══ Entries shown

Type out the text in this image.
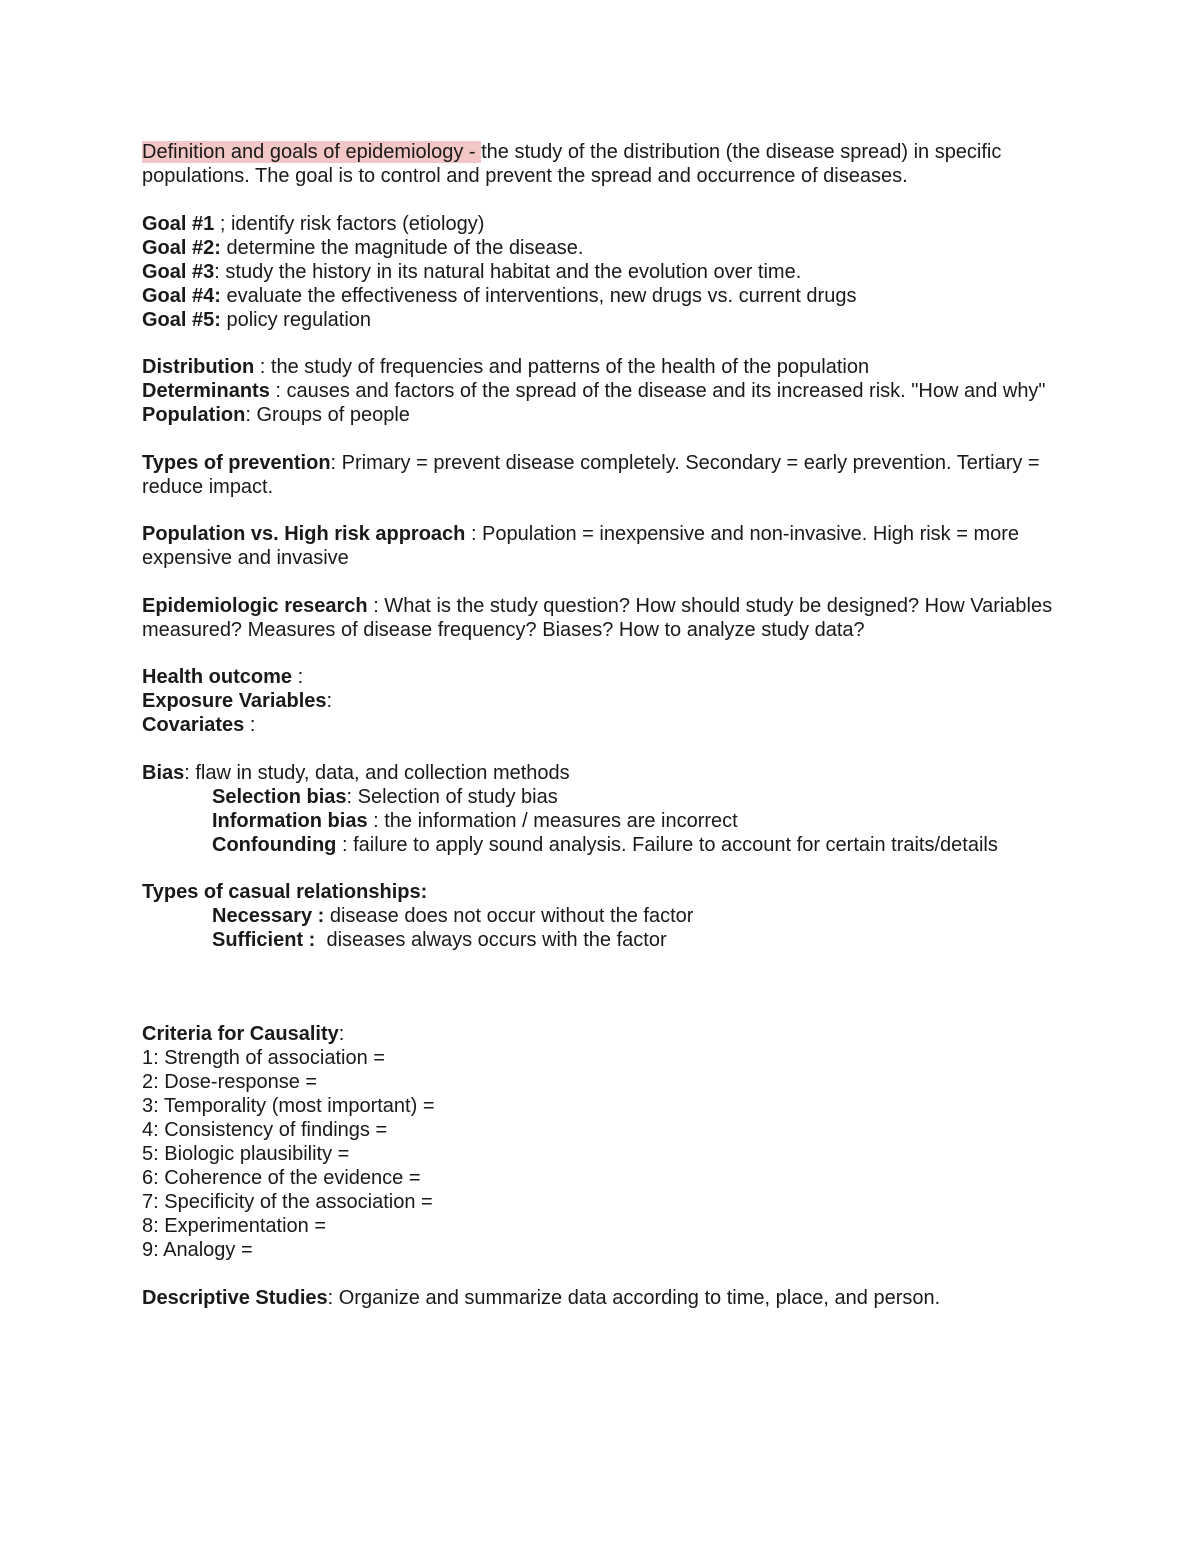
Definition and goals of epidemiology - the study of the distribution (the disease spread) in specific populations. The goal is to control and prevent the spread and occurrence of diseases.

Goal #1 ; identify risk factors (etiology)

Goal #2: determine the magnitude of the disease.

Goal #3: study the history in its natural habitat and the evolution over time.

Goal #4: evaluate the effectiveness of interventions, new drugs vs. current drugs

Goal #5: policy regulation

Distribution : the study of frequencies and patterns of the health of the population

Determinants : causes and factors of the spread of the disease and its increased risk. "How and why"

Population: Groups of people

Types of prevention: Primary = prevent disease completely. Secondary = early prevention. Tertiary = reduce impact.

Population vs. High risk approach : Population = inexpensive and non-invasive. High risk = more expensive and invasive

Epidemiologic research : What is the study question? How should study be designed? How Variables measured? Measures of disease frequency? Biases? How to analyze study data?

Health outcome :

Exposure Variables:

Covariates :

Bias: flaw in study, data, and collection methods

Selection bias: Selection of study bias

Information bias : the information / measures are incorrect

Confounding : failure to apply sound analysis. Failure to account for certain traits/details

Types of casual relationships:

Necessary : disease does not occur without the factor

Sufficient :  diseases always occurs with the factor

Criteria for Causality:

1: Strength of association =

2: Dose-response =

3: Temporality (most important) =

4: Consistency of findings =

5: Biologic plausibility =

6: Coherence of the evidence =

7: Specificity of the association =

8: Experimentation =

9: Analogy =

Descriptive Studies: Organize and summarize data according to time, place, and person.
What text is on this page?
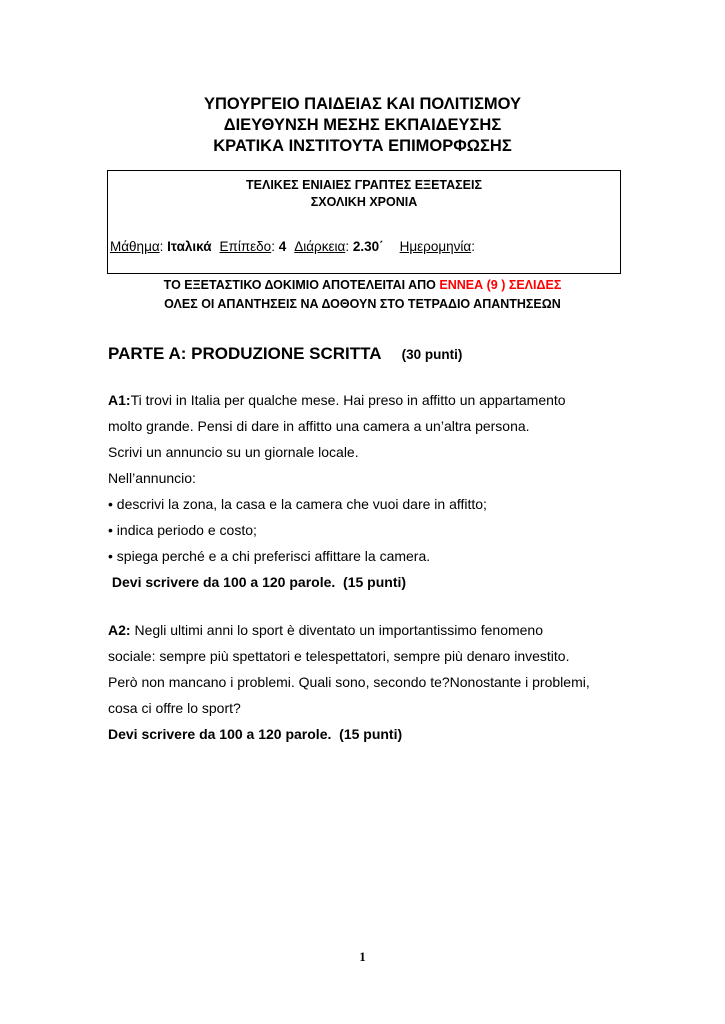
ΥΠΟΥΡΓΕΙΟ ΠΑΙΔΕΙΑΣ ΚΑΙ ΠΟΛΙΤΙΣΜΟΥ
ΔΙΕΥΘΥΝΣΗ ΜΕΣΗΣ ΕΚΠΑΙΔΕΥΣΗΣ
ΚΡΑΤΙΚΑ ΙΝΣΤΙΤΟΥΤΑ ΕΠΙΜΟΡΦΩΣΗΣ
ΤΕΛΙΚΕΣ ΕΝΙΑΙΕΣ ΓΡΑΠΤΕΣ ΕΞΕΤΑΣΕΙΣ
ΣΧΟΛΙΚΗ ΧΡΟΝΙΑ
Μάθημα: Ιταλικά Επίπεδο: 4 Διάρκεια: 2.30΄ Ημερομηνία:
ΤΟ ΕΞΕΤΑΣΤΙΚΟ ΔΟΚΙΜΙΟ ΑΠΟΤΕΛΕΙΤΑΙ ΑΠΟ ΕΝΝΕΑ (9 ) ΣΕΛΙΔΕΣ
ΟΛΕΣ ΟΙ ΑΠΑΝΤΗΣΕΙΣ ΝΑ ΔΟΘΟΥΝ ΣΤΟ ΤΕΤΡΑΔΙΟ ΑΠΑΝΤΗΣΕΩΝ
PARTE A: PRODUZIONE SCRITTA (30 punti)
A1:Ti trovi in Italia per qualche mese. Hai preso in affitto un appartamento
molto grande. Pensi di dare in affitto una camera a un’altra persona.
Scrivi un annuncio su un giornale locale.
Nell’annuncio:
• descrivi la zona, la casa e la camera che vuoi dare in affitto;
• indica periodo e costo;
• spiega perché e a chi preferisci affittare la camera.
Devi scrivere da 100 a 120 parole.  (15 punti)
A2: Negli ultimi anni lo sport è diventato un importantissimo fenomeno
sociale: sempre più spettatori e telespettatori, sempre più denaro investito.
Però non mancano i problemi. Quali sono, secondo te?Nonostante i problemi,
cosa ci offre lo sport?
Devi scrivere da 100 a 120 parole.  (15 punti)
1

════

Task to carry out: Every line from the one containing "What text is on this page?" through the last line of the data is to be retyped exactly, with nothing added and no pictures included.

Problem solution:
What text is on this page?
ΥΠΟΥΡΓΕΙΟ ΠΑΙΔΕΙΑΣ ΚΑΙ ΠΟΛΙΤΙΣΜΟΥ
ΔΙΕΥΘΥΝΣΗ ΜΕΣΗΣ ΕΚΠΑΙΔΕΥΣΗΣ
ΚΡΑΤΙΚΑ ΙΝΣΤΙΤΟΥΤΑ ΕΠΙΜΟΡΦΩΣΗΣ
ΤΕΛΙΚΕΣ ΕΝΙΑΙΕΣ ΓΡΑΠΤΕΣ ΕΞΕΤΑΣΕΙΣ
ΣΧΟΛΙΚΗ ΧΡΟΝΙΑ
Μάθημα: Ιταλικά Επίπεδο: 4 Διάρκεια: 2.30΄ Ημερομηνία:
ΤΟ ΕΞΕΤΑΣΤΙΚΟ ΔΟΚΙΜΙΟ ΑΠΟΤΕΛΕΙΤΑΙ ΑΠΟ ΕΝΝΕΑ (9 ) ΣΕΛΙΔΕΣ
ΟΛΕΣ ΟΙ ΑΠΑΝΤΗΣΕΙΣ ΝΑ ΔΟΘΟΥΝ ΣΤΟ ΤΕΤΡΑΔΙΟ ΑΠΑΝΤΗΣΕΩΝ
PARTE A: PRODUZIONE SCRITTA (30 punti)
A1:Ti trovi in Italia per qualche mese. Hai preso in affitto un appartamento
molto grande. Pensi di dare in affitto una camera a un’altra persona.
Scrivi un annuncio su un giornale locale.
Nell’annuncio:
• descrivi la zona, la casa e la camera che vuoi dare in affitto;
• indica periodo e costo;
• spiega perché e a chi preferisci affittare la camera.
Devi scrivere da 100 a 120 parole.  (15 punti)
A2: Negli ultimi anni lo sport è diventato un importantissimo fenomeno
sociale: sempre più spettatori e telespettatori, sempre più denaro investito.
Però non mancano i problemi. Quali sono, secondo te?Nonostante i problemi,
cosa ci offre lo sport?
Devi scrivere da 100 a 120 parole.  (15 punti)
1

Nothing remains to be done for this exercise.